#### [Set exercise]
Print out the entries below with no edits.

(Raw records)
--------------------
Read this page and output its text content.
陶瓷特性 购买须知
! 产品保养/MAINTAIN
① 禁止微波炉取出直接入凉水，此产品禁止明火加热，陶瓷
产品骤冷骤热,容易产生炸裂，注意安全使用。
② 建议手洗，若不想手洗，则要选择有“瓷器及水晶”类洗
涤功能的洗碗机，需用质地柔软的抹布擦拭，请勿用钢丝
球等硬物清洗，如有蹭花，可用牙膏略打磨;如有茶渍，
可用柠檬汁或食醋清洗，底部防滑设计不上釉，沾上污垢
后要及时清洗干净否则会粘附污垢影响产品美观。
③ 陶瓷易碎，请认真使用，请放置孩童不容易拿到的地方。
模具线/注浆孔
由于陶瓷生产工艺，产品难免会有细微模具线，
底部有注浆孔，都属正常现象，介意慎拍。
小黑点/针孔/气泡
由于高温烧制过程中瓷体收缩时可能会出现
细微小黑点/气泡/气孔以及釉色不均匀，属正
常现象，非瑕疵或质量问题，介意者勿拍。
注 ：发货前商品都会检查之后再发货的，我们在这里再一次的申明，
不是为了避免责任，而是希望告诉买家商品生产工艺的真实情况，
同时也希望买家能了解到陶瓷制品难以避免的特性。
--------------------
#### [Written answer]
Read this page and output its text content.
陶瓷特性 购买须知
! 产品保养/MAINTAIN
① 禁止微波炉取出直接入凉水，此产品禁止明火加热，陶瓷
产品骤冷骤热,容易产生炸裂，注意安全使用。
② 建议手洗，若不想手洗，则要选择有“瓷器及水晶”类洗
涤功能的洗碗机，需用质地柔软的抹布擦拭，请勿用钢丝
球等硬物清洗，如有蹭花，可用牙膏略打磨;如有茶渍，
可用柠檬汁或食醋清洗，底部防滑设计不上釉，沾上污垢
后要及时清洗干净否则会粘附污垢影响产品美观。
③ 陶瓷易碎，请认真使用，请放置孩童不容易拿到的地方。
模具线/注浆孔
由于陶瓷生产工艺，产品难免会有细微模具线，
底部有注浆孔，都属正常现象，介意慎拍。
小黑点/针孔/气泡
由于高温烧制过程中瓷体收缩时可能会出现
细微小黑点/气泡/气孔以及釉色不均匀，属正
常现象，非瑕疵或质量问题，介意者勿拍。
注 ：发货前商品都会检查之后再发货的，我们在这里再一次的申明，
不是为了避免责任，而是希望告诉买家商品生产工艺的真实情况，
同时也希望买家能了解到陶瓷制品难以避免的特性。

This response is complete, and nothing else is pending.